Provided passage:

Why Ukulele Players Should Get OnSong
One of my top complaints about tabs online is the difficulties in quickly finding and accessing the tabs. Especially when you are out and have no internet connection. While the web is getting easier to search, sometimes there are multiple versions of tabs and the most popular and highest ranking may not be the version you want (or even correct). As such, I grabbed a useful iPad app so that I could organizing my tabs for playing at home and at gigs (I have a terrible memory and memorizing tabs and chords doesn’t come naturally to me). The one that I like the most is OnSong. It’s not perfect but it works well.
OnSong is an app which you can get on iPad, iPhone and even iPod (remember those things?) It’s clearly intended for the iPad first as that is screen size that is useable when reading tabs. Something like an iPhone might be a bit too tricky to look at for an extended time. It is designed to replace a folder with music in and has a few features that really help out.

Parts of the exercise:
1. According to the OnSong article, which device is the app clearly intended for first?
2. List every device the OnSong article says the app can be used on.

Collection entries

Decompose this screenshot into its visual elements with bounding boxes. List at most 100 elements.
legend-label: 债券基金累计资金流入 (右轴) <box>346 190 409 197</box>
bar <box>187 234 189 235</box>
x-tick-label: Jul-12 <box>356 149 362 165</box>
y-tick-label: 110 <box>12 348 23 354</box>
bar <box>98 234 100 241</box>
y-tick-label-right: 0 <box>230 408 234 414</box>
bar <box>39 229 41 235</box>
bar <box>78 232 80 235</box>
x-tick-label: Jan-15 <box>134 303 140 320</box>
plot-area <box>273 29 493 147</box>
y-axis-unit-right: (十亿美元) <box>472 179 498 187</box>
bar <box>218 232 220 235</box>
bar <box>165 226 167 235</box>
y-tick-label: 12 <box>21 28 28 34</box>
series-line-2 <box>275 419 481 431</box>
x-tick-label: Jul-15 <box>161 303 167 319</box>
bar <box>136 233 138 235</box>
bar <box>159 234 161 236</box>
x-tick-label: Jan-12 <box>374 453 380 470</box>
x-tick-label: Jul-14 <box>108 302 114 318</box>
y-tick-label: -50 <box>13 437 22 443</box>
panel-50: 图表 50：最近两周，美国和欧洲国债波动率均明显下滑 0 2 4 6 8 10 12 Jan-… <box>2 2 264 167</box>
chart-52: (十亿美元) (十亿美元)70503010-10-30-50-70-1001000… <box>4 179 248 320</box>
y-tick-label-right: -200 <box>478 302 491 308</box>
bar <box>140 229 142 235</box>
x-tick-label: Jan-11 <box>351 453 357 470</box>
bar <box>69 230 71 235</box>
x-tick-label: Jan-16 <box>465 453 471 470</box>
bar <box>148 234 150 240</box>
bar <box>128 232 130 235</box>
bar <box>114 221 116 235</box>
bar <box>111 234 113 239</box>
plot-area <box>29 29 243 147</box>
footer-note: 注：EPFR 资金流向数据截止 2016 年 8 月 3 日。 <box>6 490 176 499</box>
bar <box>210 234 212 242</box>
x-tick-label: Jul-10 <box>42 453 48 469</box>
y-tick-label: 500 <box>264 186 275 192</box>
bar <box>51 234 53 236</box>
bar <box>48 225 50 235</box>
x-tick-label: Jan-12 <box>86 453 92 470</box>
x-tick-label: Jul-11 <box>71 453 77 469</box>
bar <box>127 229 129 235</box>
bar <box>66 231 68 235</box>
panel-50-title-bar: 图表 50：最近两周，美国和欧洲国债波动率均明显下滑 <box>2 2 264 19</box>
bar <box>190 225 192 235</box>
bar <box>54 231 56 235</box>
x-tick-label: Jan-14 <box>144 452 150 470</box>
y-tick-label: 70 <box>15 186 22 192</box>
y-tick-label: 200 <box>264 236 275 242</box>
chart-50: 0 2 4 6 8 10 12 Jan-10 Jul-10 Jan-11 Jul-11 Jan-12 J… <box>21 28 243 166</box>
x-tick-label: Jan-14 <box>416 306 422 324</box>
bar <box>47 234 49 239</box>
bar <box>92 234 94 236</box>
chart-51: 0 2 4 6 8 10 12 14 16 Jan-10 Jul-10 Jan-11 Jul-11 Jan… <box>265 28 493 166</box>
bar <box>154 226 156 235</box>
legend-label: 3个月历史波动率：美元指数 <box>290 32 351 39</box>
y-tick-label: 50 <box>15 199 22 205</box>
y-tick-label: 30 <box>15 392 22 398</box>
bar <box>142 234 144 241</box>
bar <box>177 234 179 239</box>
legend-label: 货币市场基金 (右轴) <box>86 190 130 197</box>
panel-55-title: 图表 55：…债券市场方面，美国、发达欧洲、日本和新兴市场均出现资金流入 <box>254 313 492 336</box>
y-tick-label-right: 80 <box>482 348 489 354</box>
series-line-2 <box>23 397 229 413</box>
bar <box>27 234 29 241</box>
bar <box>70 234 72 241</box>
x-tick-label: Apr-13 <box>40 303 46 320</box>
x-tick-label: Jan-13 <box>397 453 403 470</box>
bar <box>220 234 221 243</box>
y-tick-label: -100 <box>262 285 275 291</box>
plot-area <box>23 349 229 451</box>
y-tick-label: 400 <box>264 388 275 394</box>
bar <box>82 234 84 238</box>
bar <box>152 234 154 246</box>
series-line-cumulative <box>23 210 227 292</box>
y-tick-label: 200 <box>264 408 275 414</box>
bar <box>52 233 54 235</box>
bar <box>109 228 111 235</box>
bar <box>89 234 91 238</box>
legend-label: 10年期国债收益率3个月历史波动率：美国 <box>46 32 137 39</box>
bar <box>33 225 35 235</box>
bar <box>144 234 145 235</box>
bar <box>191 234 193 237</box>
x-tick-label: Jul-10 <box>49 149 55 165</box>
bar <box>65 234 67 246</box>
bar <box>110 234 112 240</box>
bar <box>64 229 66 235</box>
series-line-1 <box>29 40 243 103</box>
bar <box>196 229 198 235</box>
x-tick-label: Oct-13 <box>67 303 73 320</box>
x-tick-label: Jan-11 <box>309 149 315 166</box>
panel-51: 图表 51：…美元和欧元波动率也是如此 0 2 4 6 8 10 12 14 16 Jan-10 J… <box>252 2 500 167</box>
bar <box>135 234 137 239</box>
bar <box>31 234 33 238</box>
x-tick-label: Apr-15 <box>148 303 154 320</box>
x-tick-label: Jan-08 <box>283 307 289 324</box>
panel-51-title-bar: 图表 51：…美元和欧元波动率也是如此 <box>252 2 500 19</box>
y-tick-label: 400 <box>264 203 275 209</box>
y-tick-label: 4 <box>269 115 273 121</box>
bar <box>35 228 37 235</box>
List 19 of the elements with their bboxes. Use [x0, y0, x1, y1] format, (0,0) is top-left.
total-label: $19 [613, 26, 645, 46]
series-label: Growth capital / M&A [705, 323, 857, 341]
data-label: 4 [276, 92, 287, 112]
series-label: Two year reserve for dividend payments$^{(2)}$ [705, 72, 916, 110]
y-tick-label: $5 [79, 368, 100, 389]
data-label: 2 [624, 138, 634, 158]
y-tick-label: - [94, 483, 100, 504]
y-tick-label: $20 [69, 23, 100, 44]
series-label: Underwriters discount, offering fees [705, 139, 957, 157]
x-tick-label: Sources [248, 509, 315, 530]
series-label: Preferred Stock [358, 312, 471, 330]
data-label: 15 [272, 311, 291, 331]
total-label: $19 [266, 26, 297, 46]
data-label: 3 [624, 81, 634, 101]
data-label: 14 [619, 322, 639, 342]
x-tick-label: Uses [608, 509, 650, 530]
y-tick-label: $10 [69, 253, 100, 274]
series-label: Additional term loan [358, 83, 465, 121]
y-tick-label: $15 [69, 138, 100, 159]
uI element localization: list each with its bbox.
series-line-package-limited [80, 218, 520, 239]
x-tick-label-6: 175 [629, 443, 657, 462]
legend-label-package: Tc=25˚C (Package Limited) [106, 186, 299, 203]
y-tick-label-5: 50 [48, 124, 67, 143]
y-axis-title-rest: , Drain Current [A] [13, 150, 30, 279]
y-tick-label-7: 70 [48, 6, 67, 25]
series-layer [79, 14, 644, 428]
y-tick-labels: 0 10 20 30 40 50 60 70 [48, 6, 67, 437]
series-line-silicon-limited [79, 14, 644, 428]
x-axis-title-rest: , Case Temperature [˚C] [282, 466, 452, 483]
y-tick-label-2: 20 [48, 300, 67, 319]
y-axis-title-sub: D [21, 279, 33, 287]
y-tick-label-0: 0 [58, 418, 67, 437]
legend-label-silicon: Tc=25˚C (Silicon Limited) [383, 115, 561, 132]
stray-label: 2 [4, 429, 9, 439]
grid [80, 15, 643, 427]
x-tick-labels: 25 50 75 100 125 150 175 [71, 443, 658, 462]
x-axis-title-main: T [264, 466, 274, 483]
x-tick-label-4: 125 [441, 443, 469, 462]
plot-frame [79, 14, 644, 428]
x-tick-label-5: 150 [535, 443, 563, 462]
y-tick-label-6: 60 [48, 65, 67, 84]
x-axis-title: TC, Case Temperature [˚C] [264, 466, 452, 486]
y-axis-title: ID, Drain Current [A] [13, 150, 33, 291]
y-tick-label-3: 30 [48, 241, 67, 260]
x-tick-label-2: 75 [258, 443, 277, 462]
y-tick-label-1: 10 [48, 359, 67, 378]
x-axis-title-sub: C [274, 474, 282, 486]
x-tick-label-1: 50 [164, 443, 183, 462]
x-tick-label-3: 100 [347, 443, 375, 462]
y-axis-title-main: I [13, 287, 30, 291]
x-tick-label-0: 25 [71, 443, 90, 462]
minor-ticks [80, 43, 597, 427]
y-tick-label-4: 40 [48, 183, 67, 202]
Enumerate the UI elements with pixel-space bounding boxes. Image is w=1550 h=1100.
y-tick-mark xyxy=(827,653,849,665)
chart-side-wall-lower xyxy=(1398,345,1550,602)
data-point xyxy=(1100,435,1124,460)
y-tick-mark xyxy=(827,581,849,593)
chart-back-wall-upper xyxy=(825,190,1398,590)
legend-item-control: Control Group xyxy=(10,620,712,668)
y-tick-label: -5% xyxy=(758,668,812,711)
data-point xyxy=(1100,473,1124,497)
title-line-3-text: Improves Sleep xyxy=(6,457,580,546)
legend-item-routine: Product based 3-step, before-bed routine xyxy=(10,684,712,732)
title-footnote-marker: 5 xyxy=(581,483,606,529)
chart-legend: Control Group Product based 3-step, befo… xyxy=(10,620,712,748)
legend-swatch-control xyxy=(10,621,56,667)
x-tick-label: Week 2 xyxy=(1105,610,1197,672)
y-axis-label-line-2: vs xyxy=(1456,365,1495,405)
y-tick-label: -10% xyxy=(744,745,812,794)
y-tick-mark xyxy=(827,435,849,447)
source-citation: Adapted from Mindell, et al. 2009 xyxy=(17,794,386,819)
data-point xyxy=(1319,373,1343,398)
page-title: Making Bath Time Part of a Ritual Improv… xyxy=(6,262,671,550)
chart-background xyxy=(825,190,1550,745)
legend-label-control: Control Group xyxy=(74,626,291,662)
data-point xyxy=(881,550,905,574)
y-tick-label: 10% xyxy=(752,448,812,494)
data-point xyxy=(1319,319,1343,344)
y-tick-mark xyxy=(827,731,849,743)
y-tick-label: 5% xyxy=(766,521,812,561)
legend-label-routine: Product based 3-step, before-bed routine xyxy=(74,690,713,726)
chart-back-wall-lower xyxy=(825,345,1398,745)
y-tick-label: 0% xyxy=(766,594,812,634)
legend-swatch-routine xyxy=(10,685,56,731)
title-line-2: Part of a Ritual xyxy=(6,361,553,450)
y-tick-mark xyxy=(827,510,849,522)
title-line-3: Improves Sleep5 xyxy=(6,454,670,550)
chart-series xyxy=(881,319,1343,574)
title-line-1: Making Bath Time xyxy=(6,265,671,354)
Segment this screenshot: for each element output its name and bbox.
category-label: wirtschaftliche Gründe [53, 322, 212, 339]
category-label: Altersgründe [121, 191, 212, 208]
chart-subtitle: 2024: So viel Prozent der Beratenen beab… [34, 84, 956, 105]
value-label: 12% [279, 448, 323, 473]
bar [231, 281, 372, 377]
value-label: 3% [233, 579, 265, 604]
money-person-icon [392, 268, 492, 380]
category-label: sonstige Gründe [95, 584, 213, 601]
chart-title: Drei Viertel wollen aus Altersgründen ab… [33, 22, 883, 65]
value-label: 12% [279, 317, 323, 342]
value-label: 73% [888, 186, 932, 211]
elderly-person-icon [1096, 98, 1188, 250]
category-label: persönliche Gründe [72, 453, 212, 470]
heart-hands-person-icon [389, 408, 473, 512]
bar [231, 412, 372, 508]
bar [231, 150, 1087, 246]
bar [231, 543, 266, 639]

The responses:
1. The iPad

2. iPad, iPhone, iPod